» **WORK REQUIRED**: The records below must be written out exactly, with every picture left behind.
** BEGIN RECORD EXCERPTS **
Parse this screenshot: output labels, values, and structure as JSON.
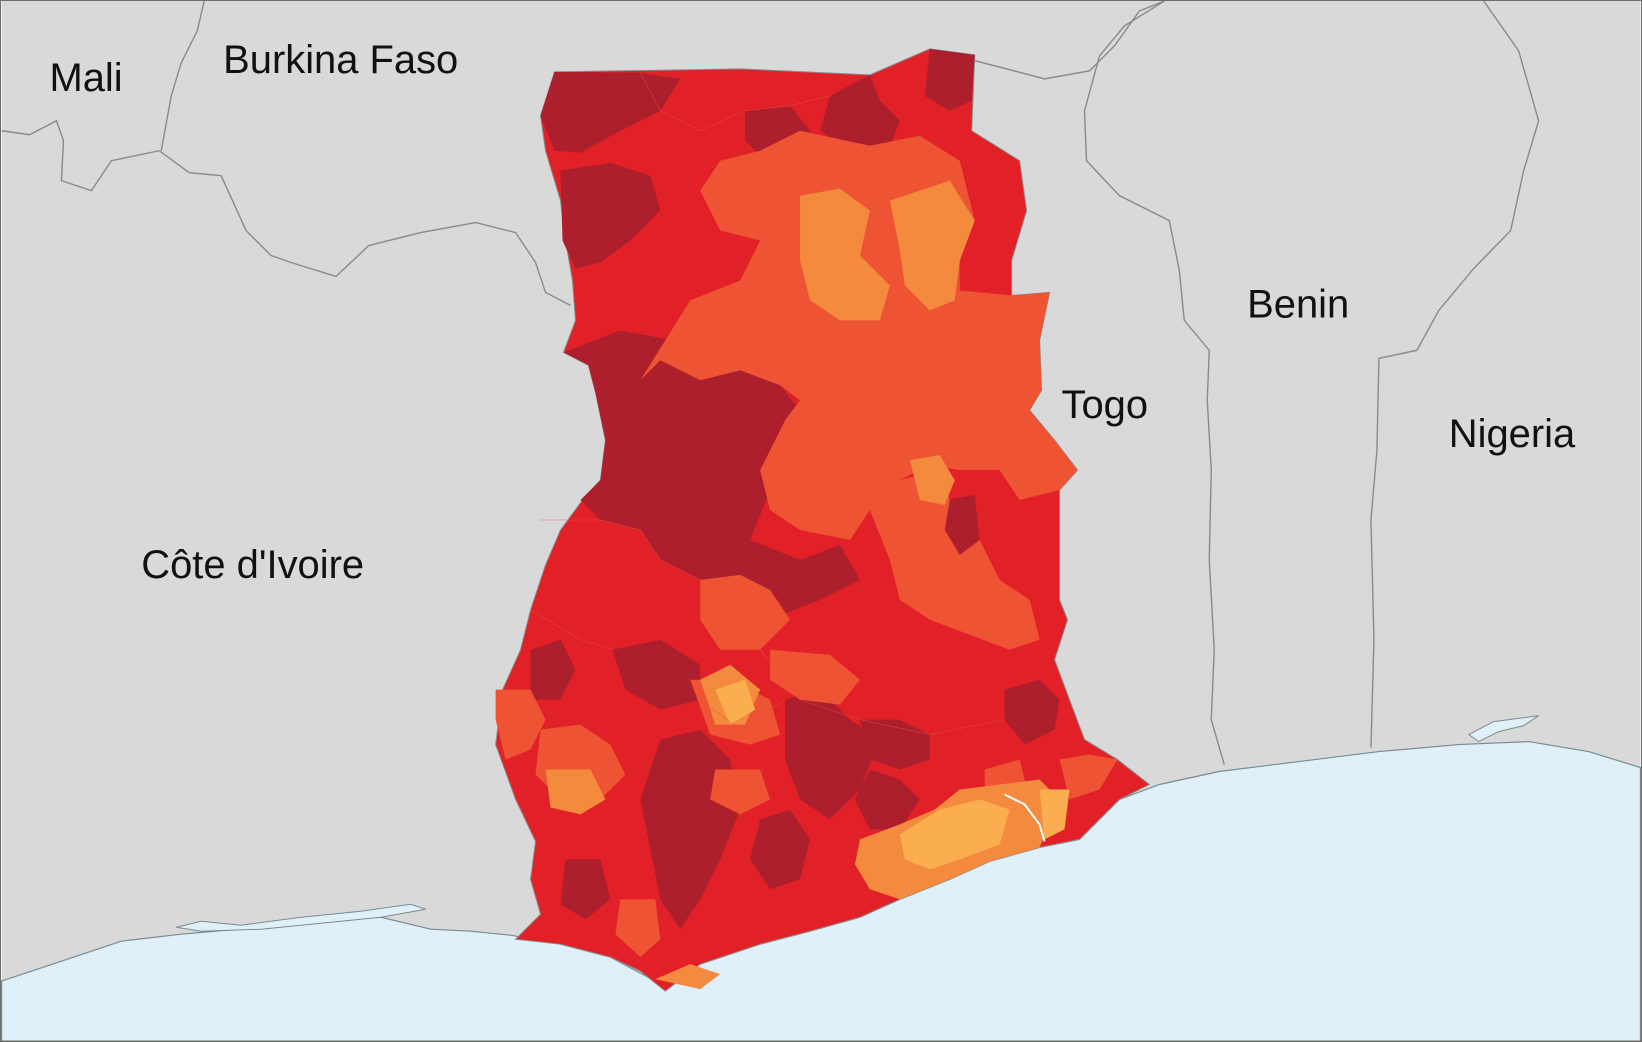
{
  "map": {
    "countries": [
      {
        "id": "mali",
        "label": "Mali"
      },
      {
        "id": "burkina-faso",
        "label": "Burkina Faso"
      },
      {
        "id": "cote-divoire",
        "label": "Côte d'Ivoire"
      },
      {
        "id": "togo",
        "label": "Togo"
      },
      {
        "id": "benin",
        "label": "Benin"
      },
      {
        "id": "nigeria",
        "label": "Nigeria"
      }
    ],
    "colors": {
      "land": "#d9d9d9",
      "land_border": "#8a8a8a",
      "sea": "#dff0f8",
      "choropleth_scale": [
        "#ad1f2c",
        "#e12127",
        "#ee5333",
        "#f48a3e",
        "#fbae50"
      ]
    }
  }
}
** END RECORD EXCERPTS **
» **TASK ANSWER**:
Parse this screenshot: output labels, values, and structure as JSON.
{
  "map": {
    "countries": [
      {
        "id": "mali",
        "label": "Mali"
      },
      {
        "id": "burkina-faso",
        "label": "Burkina Faso"
      },
      {
        "id": "cote-divoire",
        "label": "Côte d'Ivoire"
      },
      {
        "id": "togo",
        "label": "Togo"
      },
      {
        "id": "benin",
        "label": "Benin"
      },
      {
        "id": "nigeria",
        "label": "Nigeria"
      }
    ],
    "colors": {
      "land": "#d9d9d9",
      "land_border": "#8a8a8a",
      "sea": "#dff0f8",
      "choropleth_scale": [
        "#ad1f2c",
        "#e12127",
        "#ee5333",
        "#f48a3e",
        "#fbae50"
      ]
    }
  }
}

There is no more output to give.